_Records about charts and figures:_
(begin)
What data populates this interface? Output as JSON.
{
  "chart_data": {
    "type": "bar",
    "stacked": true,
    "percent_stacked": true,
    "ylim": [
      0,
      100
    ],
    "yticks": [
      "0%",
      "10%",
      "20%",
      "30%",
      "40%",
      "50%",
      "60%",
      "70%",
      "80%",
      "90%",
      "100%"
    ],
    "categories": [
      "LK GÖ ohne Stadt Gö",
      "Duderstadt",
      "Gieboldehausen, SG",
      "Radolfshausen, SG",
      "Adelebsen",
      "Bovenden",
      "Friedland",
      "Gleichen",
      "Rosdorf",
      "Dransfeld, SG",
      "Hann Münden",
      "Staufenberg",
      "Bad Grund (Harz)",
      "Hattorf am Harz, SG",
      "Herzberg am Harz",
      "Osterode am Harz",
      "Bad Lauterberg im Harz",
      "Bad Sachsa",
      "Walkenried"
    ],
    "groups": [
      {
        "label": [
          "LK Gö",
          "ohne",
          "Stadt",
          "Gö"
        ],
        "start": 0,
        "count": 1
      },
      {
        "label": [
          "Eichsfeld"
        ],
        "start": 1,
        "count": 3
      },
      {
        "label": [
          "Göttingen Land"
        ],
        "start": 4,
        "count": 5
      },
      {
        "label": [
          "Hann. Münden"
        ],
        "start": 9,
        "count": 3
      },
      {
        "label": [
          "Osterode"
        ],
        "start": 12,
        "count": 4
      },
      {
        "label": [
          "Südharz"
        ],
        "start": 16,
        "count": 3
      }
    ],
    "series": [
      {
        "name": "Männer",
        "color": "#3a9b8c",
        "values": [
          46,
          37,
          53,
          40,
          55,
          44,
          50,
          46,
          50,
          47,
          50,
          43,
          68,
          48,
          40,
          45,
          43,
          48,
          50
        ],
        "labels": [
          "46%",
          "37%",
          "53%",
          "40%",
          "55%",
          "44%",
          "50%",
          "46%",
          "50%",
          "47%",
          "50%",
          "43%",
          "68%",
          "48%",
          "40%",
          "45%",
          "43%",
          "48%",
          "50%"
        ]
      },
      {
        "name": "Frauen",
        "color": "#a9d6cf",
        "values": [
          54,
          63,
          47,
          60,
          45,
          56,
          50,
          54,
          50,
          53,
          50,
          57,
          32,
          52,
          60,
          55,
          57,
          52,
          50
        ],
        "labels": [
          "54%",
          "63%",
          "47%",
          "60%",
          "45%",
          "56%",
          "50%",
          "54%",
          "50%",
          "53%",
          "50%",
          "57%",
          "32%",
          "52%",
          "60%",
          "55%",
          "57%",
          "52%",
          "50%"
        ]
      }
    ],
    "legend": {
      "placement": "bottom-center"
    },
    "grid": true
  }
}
(end)
Note how many lines in the material hold the word "true", and give that number with nothing added.

_WRITTEN RESPONSE:_ 3